— Begin EXERCISE INPUTS —

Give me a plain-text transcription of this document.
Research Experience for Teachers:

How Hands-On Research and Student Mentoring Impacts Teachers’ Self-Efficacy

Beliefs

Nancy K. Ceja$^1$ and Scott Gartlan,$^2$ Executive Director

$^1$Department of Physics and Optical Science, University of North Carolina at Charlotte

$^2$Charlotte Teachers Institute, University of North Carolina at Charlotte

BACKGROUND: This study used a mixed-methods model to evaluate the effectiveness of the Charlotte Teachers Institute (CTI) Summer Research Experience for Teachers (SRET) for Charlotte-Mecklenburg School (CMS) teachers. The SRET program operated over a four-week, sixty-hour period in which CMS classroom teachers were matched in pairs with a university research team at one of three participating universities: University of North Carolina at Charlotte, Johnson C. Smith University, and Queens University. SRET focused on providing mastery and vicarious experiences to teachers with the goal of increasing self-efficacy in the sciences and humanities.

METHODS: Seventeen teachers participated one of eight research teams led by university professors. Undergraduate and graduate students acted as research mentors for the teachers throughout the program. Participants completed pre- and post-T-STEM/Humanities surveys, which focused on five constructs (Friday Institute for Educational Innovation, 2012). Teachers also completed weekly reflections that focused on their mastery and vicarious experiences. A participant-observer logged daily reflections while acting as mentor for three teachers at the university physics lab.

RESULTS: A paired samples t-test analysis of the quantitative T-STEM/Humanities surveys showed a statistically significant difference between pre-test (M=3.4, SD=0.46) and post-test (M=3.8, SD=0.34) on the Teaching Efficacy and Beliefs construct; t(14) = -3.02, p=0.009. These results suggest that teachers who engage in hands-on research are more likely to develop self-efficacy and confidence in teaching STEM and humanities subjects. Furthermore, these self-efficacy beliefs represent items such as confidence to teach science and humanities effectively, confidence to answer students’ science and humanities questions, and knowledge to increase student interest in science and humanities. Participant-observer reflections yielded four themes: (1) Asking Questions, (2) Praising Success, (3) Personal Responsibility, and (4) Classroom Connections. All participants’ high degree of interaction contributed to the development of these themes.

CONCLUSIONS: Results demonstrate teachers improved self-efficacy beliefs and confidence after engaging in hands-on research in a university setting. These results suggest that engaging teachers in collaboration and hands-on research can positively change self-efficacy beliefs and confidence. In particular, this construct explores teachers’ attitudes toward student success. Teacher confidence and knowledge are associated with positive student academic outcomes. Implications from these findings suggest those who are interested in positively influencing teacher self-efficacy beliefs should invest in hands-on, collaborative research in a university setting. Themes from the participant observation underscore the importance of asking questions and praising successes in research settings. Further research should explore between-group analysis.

— End EXERCISE INPUTS —

▶ INSTRUCTIONS FOR THE TASK: All of the lines above need to be given again exactly.

▶ EXERCISE RESULT:
Give me a plain-text transcription of this document.
Research Experience for Teachers:

How Hands-On Research and Student Mentoring Impacts Teachers’ Self-Efficacy

Beliefs

Nancy K. Ceja$^1$ and Scott Gartlan,$^2$ Executive Director

$^1$Department of Physics and Optical Science, University of North Carolina at Charlotte

$^2$Charlotte Teachers Institute, University of North Carolina at Charlotte

BACKGROUND: This study used a mixed-methods model to evaluate the effectiveness of the Charlotte Teachers Institute (CTI) Summer Research Experience for Teachers (SRET) for Charlotte-Mecklenburg School (CMS) teachers. The SRET program operated over a four-week, sixty-hour period in which CMS classroom teachers were matched in pairs with a university research team at one of three participating universities: University of North Carolina at Charlotte, Johnson C. Smith University, and Queens University. SRET focused on providing mastery and vicarious experiences to teachers with the goal of increasing self-efficacy in the sciences and humanities.

METHODS: Seventeen teachers participated one of eight research teams led by university professors. Undergraduate and graduate students acted as research mentors for the teachers throughout the program. Participants completed pre- and post-T-STEM/Humanities surveys, which focused on five constructs (Friday Institute for Educational Innovation, 2012). Teachers also completed weekly reflections that focused on their mastery and vicarious experiences. A participant-observer logged daily reflections while acting as mentor for three teachers at the university physics lab.

RESULTS: A paired samples t-test analysis of the quantitative T-STEM/Humanities surveys showed a statistically significant difference between pre-test (M=3.4, SD=0.46) and post-test (M=3.8, SD=0.34) on the Teaching Efficacy and Beliefs construct; t(14) = -3.02, p=0.009. These results suggest that teachers who engage in hands-on research are more likely to develop self-efficacy and confidence in teaching STEM and humanities subjects. Furthermore, these self-efficacy beliefs represent items such as confidence to teach science and humanities effectively, confidence to answer students’ science and humanities questions, and knowledge to increase student interest in science and humanities. Participant-observer reflections yielded four themes: (1) Asking Questions, (2) Praising Success, (3) Personal Responsibility, and (4) Classroom Connections. All participants’ high degree of interaction contributed to the development of these themes.

CONCLUSIONS: Results demonstrate teachers improved self-efficacy beliefs and confidence after engaging in hands-on research in a university setting. These results suggest that engaging teachers in collaboration and hands-on research can positively change self-efficacy beliefs and confidence. In particular, this construct explores teachers’ attitudes toward student success. Teacher confidence and knowledge are associated with positive student academic outcomes. Implications from these findings suggest those who are interested in positively influencing teacher self-efficacy beliefs should invest in hands-on, collaborative research in a university setting. Themes from the participant observation underscore the importance of asking questions and praising successes in research settings. Further research should explore between-group analysis.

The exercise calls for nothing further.